Figure record extracts

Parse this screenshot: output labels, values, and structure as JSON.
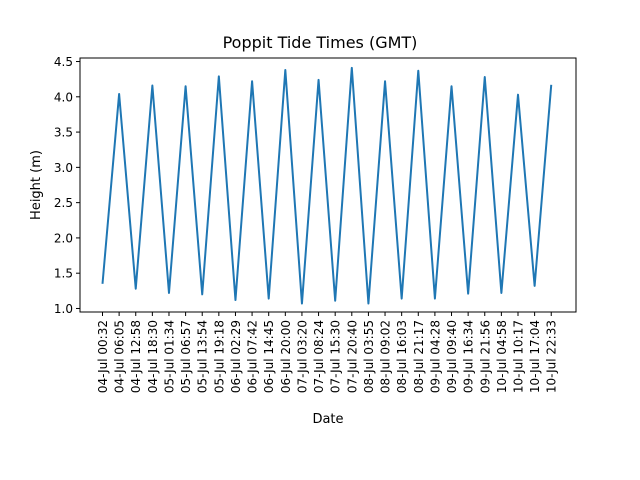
{
  "chart_data": {
    "type": "line",
    "title": "Poppit Tide Times (GMT)",
    "xlabel": "Date",
    "ylabel": "Height (m)",
    "categories": [
      "04-Jul 00:32",
      "04-Jul 06:05",
      "04-Jul 12:58",
      "04-Jul 18:30",
      "05-Jul 01:34",
      "05-Jul 06:57",
      "05-Jul 13:54",
      "05-Jul 19:18",
      "06-Jul 02:29",
      "06-Jul 07:42",
      "06-Jul 14:45",
      "06-Jul 20:00",
      "07-Jul 03:20",
      "07-Jul 08:24",
      "07-Jul 15:30",
      "07-Jul 20:40",
      "08-Jul 03:55",
      "08-Jul 09:02",
      "08-Jul 16:03",
      "08-Jul 21:17",
      "09-Jul 04:28",
      "09-Jul 09:40",
      "09-Jul 16:34",
      "09-Jul 21:56",
      "10-Jul 04:58",
      "10-Jul 10:17",
      "10-Jul 17:04",
      "10-Jul 22:33"
    ],
    "series": [
      {
        "color": "#1f77b4",
        "values": [
          1.35,
          4.04,
          1.28,
          4.16,
          1.22,
          4.15,
          1.2,
          4.29,
          1.12,
          4.22,
          1.14,
          4.38,
          1.07,
          4.24,
          1.11,
          4.41,
          1.07,
          4.22,
          1.14,
          4.37,
          1.14,
          4.15,
          1.21,
          4.28,
          1.22,
          4.03,
          1.32,
          4.17
        ]
      }
    ],
    "ylim": [
      0.95,
      4.55
    ],
    "yticks": [
      1.0,
      1.5,
      2.0,
      2.5,
      3.0,
      3.5,
      4.0,
      4.5
    ],
    "ytick_labels": [
      "1.0",
      "1.5",
      "2.0",
      "2.5",
      "3.0",
      "3.5",
      "4.0",
      "4.5"
    ],
    "grid": false,
    "legend": "none"
  }
}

### Set exercise
Leave out the pictures and copy every record above exactly.

### Full answer
Parse this screenshot: output labels, values, and structure as JSON.
{
  "chart_data": {
    "type": "line",
    "title": "Poppit Tide Times (GMT)",
    "xlabel": "Date",
    "ylabel": "Height (m)",
    "categories": [
      "04-Jul 00:32",
      "04-Jul 06:05",
      "04-Jul 12:58",
      "04-Jul 18:30",
      "05-Jul 01:34",
      "05-Jul 06:57",
      "05-Jul 13:54",
      "05-Jul 19:18",
      "06-Jul 02:29",
      "06-Jul 07:42",
      "06-Jul 14:45",
      "06-Jul 20:00",
      "07-Jul 03:20",
      "07-Jul 08:24",
      "07-Jul 15:30",
      "07-Jul 20:40",
      "08-Jul 03:55",
      "08-Jul 09:02",
      "08-Jul 16:03",
      "08-Jul 21:17",
      "09-Jul 04:28",
      "09-Jul 09:40",
      "09-Jul 16:34",
      "09-Jul 21:56",
      "10-Jul 04:58",
      "10-Jul 10:17",
      "10-Jul 17:04",
      "10-Jul 22:33"
    ],
    "series": [
      {
        "color": "#1f77b4",
        "values": [
          1.35,
          4.04,
          1.28,
          4.16,
          1.22,
          4.15,
          1.2,
          4.29,
          1.12,
          4.22,
          1.14,
          4.38,
          1.07,
          4.24,
          1.11,
          4.41,
          1.07,
          4.22,
          1.14,
          4.37,
          1.14,
          4.15,
          1.21,
          4.28,
          1.22,
          4.03,
          1.32,
          4.17
        ]
      }
    ],
    "ylim": [
      0.95,
      4.55
    ],
    "yticks": [
      1.0,
      1.5,
      2.0,
      2.5,
      3.0,
      3.5,
      4.0,
      4.5
    ],
    "ytick_labels": [
      "1.0",
      "1.5",
      "2.0",
      "2.5",
      "3.0",
      "3.5",
      "4.0",
      "4.5"
    ],
    "grid": false,
    "legend": "none"
  }
}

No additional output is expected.